## The task
Scan the data below and report how many lines include the word "uprawnień". Nothing else is wanted.

## Given records
-- Start --

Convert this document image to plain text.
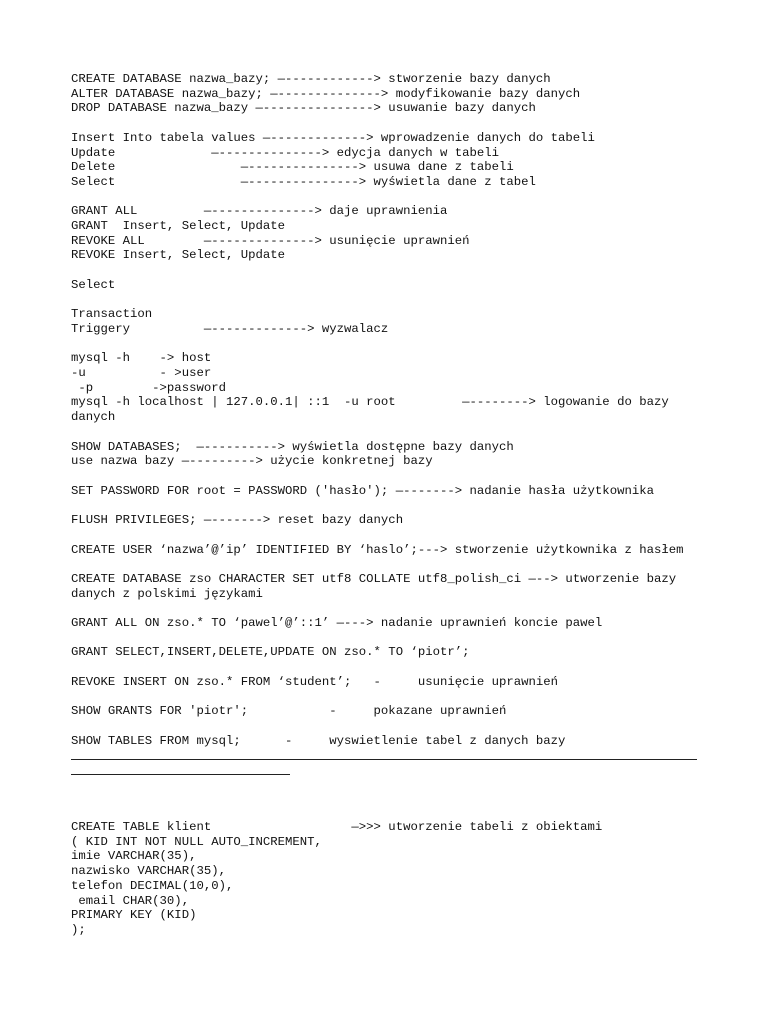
CREATE DATABASE nazwa_bazy; —------------> stworzenie bazy danych
ALTER DATABASE nazwa_bazy; —--------------> modyfikowanie bazy danych
DROP DATABASE nazwa_bazy —---------------> usuwanie bazy danych

Insert Into tabela values —-------------> wprowadzenie danych do tabeli
Update             —--------------> edycja danych w tabeli
Delete                 —---------------> usuwa dane z tabeli
Select                 —---------------> wyświetla dane z tabel

GRANT ALL         —--------------> daje uprawnienia
GRANT  Insert, Select, Update
REVOKE ALL        —--------------> usunięcie uprawnień
REVOKE Insert, Select, Update

Select

Transaction
Triggery          —-------------> wyzwalacz

mysql -h    -> host
-u          - >user
-p        ->password
mysql -h localhost | 127.0.0.1| ::1  -u root         —--------> logowanie do bazy
danych

SHOW DATABASES;  —----------> wyświetla dostępne bazy danych
use nazwa bazy —---------> użycie konkretnej bazy

SET PASSWORD FOR root = PASSWORD ('hasło'); —-------> nadanie hasła użytkownika

FLUSH PRIVILEGES; —-------> reset bazy danych

CREATE USER ‘nazwa’@’ip’ IDENTIFIED BY ‘haslo’;---> stworzenie użytkownika z hasłem

CREATE DATABASE zso CHARACTER SET utf8 COLLATE utf8_polish_ci —--> utworzenie bazy
danych z polskimi językami

GRANT ALL ON zso.* TO ‘pawel’@’::1’ —---> nadanie uprawnień koncie pawel

GRANT SELECT,INSERT,DELETE,UPDATE ON zso.* TO ‘piotr’;

REVOKE INSERT ON zso.* FROM ‘student’;   -     usunięcie uprawnień

SHOW GRANTS FOR 'piotr';           -     pokazane uprawnień

SHOW TABLES FROM mysql;      -     wyswietlenie tabel z danych bazy
CREATE TABLE klient                   —>>> utworzenie tabeli z obiektami
( KID INT NOT NULL AUTO_INCREMENT,
imie VARCHAR(35),
nazwisko VARCHAR(35),
telefon DECIMAL(10,0),
email CHAR(30),
PRIMARY KEY (KID)
);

-- End --

## Answer for this exercise
4